_Task input_
----------
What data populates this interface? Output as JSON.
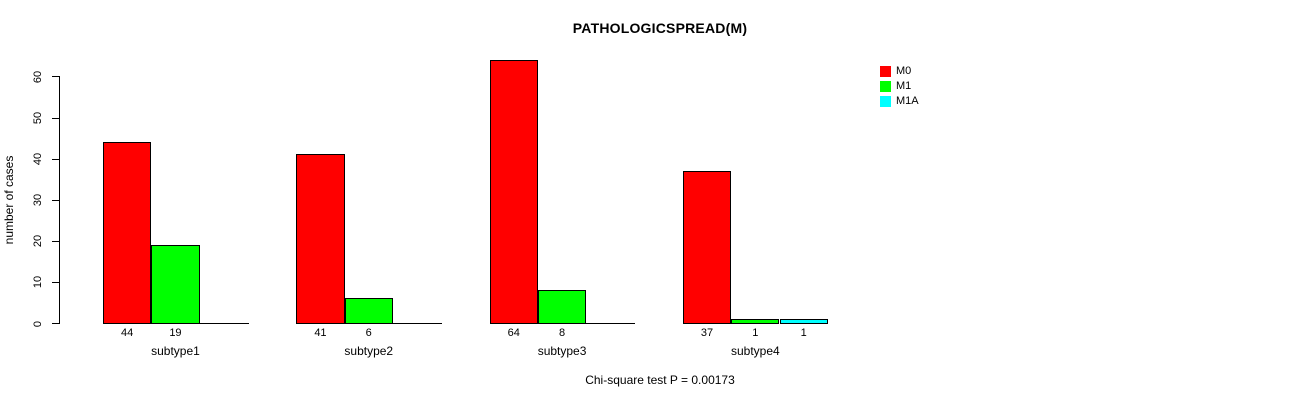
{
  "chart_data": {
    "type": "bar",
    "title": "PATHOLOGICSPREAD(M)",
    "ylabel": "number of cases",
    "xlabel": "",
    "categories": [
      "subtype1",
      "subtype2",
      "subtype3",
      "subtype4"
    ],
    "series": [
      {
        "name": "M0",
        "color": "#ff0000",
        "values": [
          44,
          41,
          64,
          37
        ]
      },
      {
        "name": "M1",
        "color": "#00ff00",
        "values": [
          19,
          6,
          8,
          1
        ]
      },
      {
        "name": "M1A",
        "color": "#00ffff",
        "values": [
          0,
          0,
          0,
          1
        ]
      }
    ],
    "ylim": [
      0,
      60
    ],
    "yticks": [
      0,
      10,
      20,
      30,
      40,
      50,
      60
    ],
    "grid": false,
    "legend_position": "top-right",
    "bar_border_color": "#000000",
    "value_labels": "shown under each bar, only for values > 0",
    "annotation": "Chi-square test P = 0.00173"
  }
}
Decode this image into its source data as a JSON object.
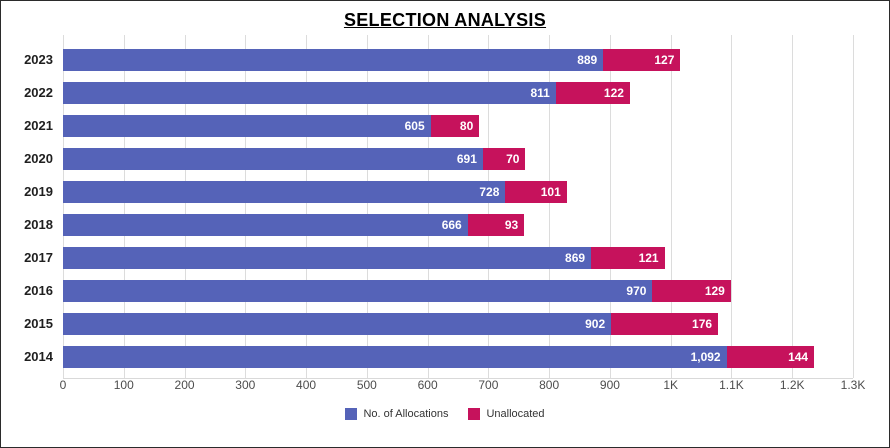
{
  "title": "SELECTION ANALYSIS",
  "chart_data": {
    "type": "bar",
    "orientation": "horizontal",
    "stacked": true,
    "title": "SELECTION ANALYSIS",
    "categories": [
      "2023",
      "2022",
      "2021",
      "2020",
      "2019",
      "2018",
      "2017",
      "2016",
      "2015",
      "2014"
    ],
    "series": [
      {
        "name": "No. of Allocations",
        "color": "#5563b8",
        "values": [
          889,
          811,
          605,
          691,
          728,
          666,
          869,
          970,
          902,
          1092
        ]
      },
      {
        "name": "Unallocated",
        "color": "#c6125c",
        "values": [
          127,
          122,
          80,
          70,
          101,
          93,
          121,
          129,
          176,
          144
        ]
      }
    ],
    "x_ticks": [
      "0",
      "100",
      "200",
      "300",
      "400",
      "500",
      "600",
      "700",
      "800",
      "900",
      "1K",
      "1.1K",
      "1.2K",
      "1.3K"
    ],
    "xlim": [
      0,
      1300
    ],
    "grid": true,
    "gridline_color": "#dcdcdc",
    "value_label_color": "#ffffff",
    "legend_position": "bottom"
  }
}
----------
_Written problem_
Write out the listing above exactly as it stands, pictures excluded.

_Output_
What data populates this interface? Output as JSON.
{
  "chart_data": {
    "type": "bar",
    "title": "PATHOLOGICSPREAD(M)",
    "ylabel": "number of cases",
    "xlabel": "",
    "categories": [
      "subtype1",
      "subtype2",
      "subtype3",
      "subtype4"
    ],
    "series": [
      {
        "name": "M0",
        "color": "#ff0000",
        "values": [
          44,
          41,
          64,
          37
        ]
      },
      {
        "name": "M1",
        "color": "#00ff00",
        "values": [
          19,
          6,
          8,
          1
        ]
      },
      {
        "name": "M1A",
        "color": "#00ffff",
        "values": [
          0,
          0,
          0,
          1
        ]
      }
    ],
    "ylim": [
      0,
      60
    ],
    "yticks": [
      0,
      10,
      20,
      30,
      40,
      50,
      60
    ],
    "grid": false,
    "legend_position": "top-right",
    "bar_border_color": "#000000",
    "value_labels": "shown under each bar, only for values > 0",
    "annotation": "Chi-square test P = 0.00173"
  }
}
Decode this image into its source data as a JSON object.
{
  "title": "SELECTION ANALYSIS",
  "chart_data": {
    "type": "bar",
    "orientation": "horizontal",
    "stacked": true,
    "title": "SELECTION ANALYSIS",
    "categories": [
      "2023",
      "2022",
      "2021",
      "2020",
      "2019",
      "2018",
      "2017",
      "2016",
      "2015",
      "2014"
    ],
    "series": [
      {
        "name": "No. of Allocations",
        "color": "#5563b8",
        "values": [
          889,
          811,
          605,
          691,
          728,
          666,
          869,
          970,
          902,
          1092
        ]
      },
      {
        "name": "Unallocated",
        "color": "#c6125c",
        "values": [
          127,
          122,
          80,
          70,
          101,
          93,
          121,
          129,
          176,
          144
        ]
      }
    ],
    "x_ticks": [
      "0",
      "100",
      "200",
      "300",
      "400",
      "500",
      "600",
      "700",
      "800",
      "900",
      "1K",
      "1.1K",
      "1.2K",
      "1.3K"
    ],
    "xlim": [
      0,
      1300
    ],
    "grid": true,
    "gridline_color": "#dcdcdc",
    "value_label_color": "#ffffff",
    "legend_position": "bottom"
  }
}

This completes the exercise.